### Provided records

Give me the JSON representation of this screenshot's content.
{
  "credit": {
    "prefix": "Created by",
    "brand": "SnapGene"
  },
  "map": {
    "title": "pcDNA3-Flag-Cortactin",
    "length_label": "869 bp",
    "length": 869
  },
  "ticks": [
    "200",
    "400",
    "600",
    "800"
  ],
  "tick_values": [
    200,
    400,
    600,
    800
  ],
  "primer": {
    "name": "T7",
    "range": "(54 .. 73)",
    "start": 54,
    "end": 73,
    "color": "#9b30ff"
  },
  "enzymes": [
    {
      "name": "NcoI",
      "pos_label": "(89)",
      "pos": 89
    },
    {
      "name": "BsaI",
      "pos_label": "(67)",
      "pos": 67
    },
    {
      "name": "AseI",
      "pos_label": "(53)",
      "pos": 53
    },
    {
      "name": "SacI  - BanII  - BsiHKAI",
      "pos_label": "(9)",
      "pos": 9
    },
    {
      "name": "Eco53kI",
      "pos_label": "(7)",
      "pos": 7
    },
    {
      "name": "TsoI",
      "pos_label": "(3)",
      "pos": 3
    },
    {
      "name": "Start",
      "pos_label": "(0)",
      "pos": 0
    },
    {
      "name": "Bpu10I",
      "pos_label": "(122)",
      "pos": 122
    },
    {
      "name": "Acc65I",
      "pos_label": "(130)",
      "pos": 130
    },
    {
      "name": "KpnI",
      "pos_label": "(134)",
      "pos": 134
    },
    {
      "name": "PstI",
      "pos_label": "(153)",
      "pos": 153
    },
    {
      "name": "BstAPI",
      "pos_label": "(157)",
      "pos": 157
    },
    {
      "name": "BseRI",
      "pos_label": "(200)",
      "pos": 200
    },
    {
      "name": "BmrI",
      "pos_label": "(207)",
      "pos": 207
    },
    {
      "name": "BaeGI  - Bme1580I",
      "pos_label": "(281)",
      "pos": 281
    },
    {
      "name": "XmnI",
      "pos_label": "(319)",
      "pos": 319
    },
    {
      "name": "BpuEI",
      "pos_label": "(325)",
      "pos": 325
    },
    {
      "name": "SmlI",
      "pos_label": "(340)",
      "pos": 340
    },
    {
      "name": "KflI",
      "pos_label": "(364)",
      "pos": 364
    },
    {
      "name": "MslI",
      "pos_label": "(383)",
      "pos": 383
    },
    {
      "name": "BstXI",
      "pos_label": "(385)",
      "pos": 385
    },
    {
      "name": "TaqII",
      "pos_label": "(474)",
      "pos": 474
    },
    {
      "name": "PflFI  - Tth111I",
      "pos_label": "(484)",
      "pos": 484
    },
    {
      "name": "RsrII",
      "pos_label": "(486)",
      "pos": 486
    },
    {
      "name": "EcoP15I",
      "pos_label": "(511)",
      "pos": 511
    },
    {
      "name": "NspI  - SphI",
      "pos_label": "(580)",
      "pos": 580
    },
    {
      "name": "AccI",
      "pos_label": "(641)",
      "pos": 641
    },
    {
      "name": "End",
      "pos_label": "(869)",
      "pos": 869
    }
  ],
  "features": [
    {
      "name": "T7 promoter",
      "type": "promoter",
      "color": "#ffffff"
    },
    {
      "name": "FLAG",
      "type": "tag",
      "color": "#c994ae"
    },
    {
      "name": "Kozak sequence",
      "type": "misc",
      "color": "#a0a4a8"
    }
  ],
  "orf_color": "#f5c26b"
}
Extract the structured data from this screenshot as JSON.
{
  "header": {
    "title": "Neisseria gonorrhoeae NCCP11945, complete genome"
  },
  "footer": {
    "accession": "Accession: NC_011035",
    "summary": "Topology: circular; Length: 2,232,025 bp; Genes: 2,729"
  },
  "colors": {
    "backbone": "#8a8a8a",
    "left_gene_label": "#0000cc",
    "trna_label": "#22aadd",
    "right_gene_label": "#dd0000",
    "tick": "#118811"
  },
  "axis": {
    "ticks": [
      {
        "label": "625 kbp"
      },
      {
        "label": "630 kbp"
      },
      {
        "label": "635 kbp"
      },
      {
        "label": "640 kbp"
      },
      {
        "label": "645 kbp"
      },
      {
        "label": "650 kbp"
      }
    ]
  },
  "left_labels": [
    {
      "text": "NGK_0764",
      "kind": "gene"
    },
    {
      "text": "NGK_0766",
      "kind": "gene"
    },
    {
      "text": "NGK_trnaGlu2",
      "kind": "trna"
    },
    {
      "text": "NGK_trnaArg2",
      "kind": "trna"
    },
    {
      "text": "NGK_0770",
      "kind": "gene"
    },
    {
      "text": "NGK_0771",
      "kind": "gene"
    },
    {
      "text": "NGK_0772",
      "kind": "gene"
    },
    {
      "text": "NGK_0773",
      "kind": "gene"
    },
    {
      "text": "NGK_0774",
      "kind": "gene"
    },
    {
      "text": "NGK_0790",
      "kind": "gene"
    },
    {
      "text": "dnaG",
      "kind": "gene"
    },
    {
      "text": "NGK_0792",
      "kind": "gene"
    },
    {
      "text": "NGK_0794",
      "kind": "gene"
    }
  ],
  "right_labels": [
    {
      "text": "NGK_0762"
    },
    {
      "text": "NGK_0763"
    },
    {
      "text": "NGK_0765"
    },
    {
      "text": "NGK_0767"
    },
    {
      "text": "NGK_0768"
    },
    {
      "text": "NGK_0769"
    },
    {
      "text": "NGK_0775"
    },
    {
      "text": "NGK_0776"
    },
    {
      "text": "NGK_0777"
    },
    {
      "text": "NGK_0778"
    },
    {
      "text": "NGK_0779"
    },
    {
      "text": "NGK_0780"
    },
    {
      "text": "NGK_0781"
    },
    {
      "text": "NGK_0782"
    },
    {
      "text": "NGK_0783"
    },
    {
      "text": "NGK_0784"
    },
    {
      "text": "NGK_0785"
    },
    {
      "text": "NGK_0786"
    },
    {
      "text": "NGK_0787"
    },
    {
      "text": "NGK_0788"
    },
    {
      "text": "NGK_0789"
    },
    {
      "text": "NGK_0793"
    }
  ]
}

### Problem to solve
Type out the entire listing again, matching every line exactly.

### Task output
Give me the JSON representation of this screenshot's content.
{
  "credit": {
    "prefix": "Created by",
    "brand": "SnapGene"
  },
  "map": {
    "title": "pcDNA3-Flag-Cortactin",
    "length_label": "869 bp",
    "length": 869
  },
  "ticks": [
    "200",
    "400",
    "600",
    "800"
  ],
  "tick_values": [
    200,
    400,
    600,
    800
  ],
  "primer": {
    "name": "T7",
    "range": "(54 .. 73)",
    "start": 54,
    "end": 73,
    "color": "#9b30ff"
  },
  "enzymes": [
    {
      "name": "NcoI",
      "pos_label": "(89)",
      "pos": 89
    },
    {
      "name": "BsaI",
      "pos_label": "(67)",
      "pos": 67
    },
    {
      "name": "AseI",
      "pos_label": "(53)",
      "pos": 53
    },
    {
      "name": "SacI  - BanII  - BsiHKAI",
      "pos_label": "(9)",
      "pos": 9
    },
    {
      "name": "Eco53kI",
      "pos_label": "(7)",
      "pos": 7
    },
    {
      "name": "TsoI",
      "pos_label": "(3)",
      "pos": 3
    },
    {
      "name": "Start",
      "pos_label": "(0)",
      "pos": 0
    },
    {
      "name": "Bpu10I",
      "pos_label": "(122)",
      "pos": 122
    },
    {
      "name": "Acc65I",
      "pos_label": "(130)",
      "pos": 130
    },
    {
      "name": "KpnI",
      "pos_label": "(134)",
      "pos": 134
    },
    {
      "name": "PstI",
      "pos_label": "(153)",
      "pos": 153
    },
    {
      "name": "BstAPI",
      "pos_label": "(157)",
      "pos": 157
    },
    {
      "name": "BseRI",
      "pos_label": "(200)",
      "pos": 200
    },
    {
      "name": "BmrI",
      "pos_label": "(207)",
      "pos": 207
    },
    {
      "name": "BaeGI  - Bme1580I",
      "pos_label": "(281)",
      "pos": 281
    },
    {
      "name": "XmnI",
      "pos_label": "(319)",
      "pos": 319
    },
    {
      "name": "BpuEI",
      "pos_label": "(325)",
      "pos": 325
    },
    {
      "name": "SmlI",
      "pos_label": "(340)",
      "pos": 340
    },
    {
      "name": "KflI",
      "pos_label": "(364)",
      "pos": 364
    },
    {
      "name": "MslI",
      "pos_label": "(383)",
      "pos": 383
    },
    {
      "name": "BstXI",
      "pos_label": "(385)",
      "pos": 385
    },
    {
      "name": "TaqII",
      "pos_label": "(474)",
      "pos": 474
    },
    {
      "name": "PflFI  - Tth111I",
      "pos_label": "(484)",
      "pos": 484
    },
    {
      "name": "RsrII",
      "pos_label": "(486)",
      "pos": 486
    },
    {
      "name": "EcoP15I",
      "pos_label": "(511)",
      "pos": 511
    },
    {
      "name": "NspI  - SphI",
      "pos_label": "(580)",
      "pos": 580
    },
    {
      "name": "AccI",
      "pos_label": "(641)",
      "pos": 641
    },
    {
      "name": "End",
      "pos_label": "(869)",
      "pos": 869
    }
  ],
  "features": [
    {
      "name": "T7 promoter",
      "type": "promoter",
      "color": "#ffffff"
    },
    {
      "name": "FLAG",
      "type": "tag",
      "color": "#c994ae"
    },
    {
      "name": "Kozak sequence",
      "type": "misc",
      "color": "#a0a4a8"
    }
  ],
  "orf_color": "#f5c26b"
}
Extract the structured data from this screenshot as JSON.
{
  "header": {
    "title": "Neisseria gonorrhoeae NCCP11945, complete genome"
  },
  "footer": {
    "accession": "Accession: NC_011035",
    "summary": "Topology: circular; Length: 2,232,025 bp; Genes: 2,729"
  },
  "colors": {
    "backbone": "#8a8a8a",
    "left_gene_label": "#0000cc",
    "trna_label": "#22aadd",
    "right_gene_label": "#dd0000",
    "tick": "#118811"
  },
  "axis": {
    "ticks": [
      {
        "label": "625 kbp"
      },
      {
        "label": "630 kbp"
      },
      {
        "label": "635 kbp"
      },
      {
        "label": "640 kbp"
      },
      {
        "label": "645 kbp"
      },
      {
        "label": "650 kbp"
      }
    ]
  },
  "left_labels": [
    {
      "text": "NGK_0764",
      "kind": "gene"
    },
    {
      "text": "NGK_0766",
      "kind": "gene"
    },
    {
      "text": "NGK_trnaGlu2",
      "kind": "trna"
    },
    {
      "text": "NGK_trnaArg2",
      "kind": "trna"
    },
    {
      "text": "NGK_0770",
      "kind": "gene"
    },
    {
      "text": "NGK_0771",
      "kind": "gene"
    },
    {
      "text": "NGK_0772",
      "kind": "gene"
    },
    {
      "text": "NGK_0773",
      "kind": "gene"
    },
    {
      "text": "NGK_0774",
      "kind": "gene"
    },
    {
      "text": "NGK_0790",
      "kind": "gene"
    },
    {
      "text": "dnaG",
      "kind": "gene"
    },
    {
      "text": "NGK_0792",
      "kind": "gene"
    },
    {
      "text": "NGK_0794",
      "kind": "gene"
    }
  ],
  "right_labels": [
    {
      "text": "NGK_0762"
    },
    {
      "text": "NGK_0763"
    },
    {
      "text": "NGK_0765"
    },
    {
      "text": "NGK_0767"
    },
    {
      "text": "NGK_0768"
    },
    {
      "text": "NGK_0769"
    },
    {
      "text": "NGK_0775"
    },
    {
      "text": "NGK_0776"
    },
    {
      "text": "NGK_0777"
    },
    {
      "text": "NGK_0778"
    },
    {
      "text": "NGK_0779"
    },
    {
      "text": "NGK_0780"
    },
    {
      "text": "NGK_0781"
    },
    {
      "text": "NGK_0782"
    },
    {
      "text": "NGK_0783"
    },
    {
      "text": "NGK_0784"
    },
    {
      "text": "NGK_0785"
    },
    {
      "text": "NGK_0786"
    },
    {
      "text": "NGK_0787"
    },
    {
      "text": "NGK_0788"
    },
    {
      "text": "NGK_0789"
    },
    {
      "text": "NGK_0793"
    }
  ]
}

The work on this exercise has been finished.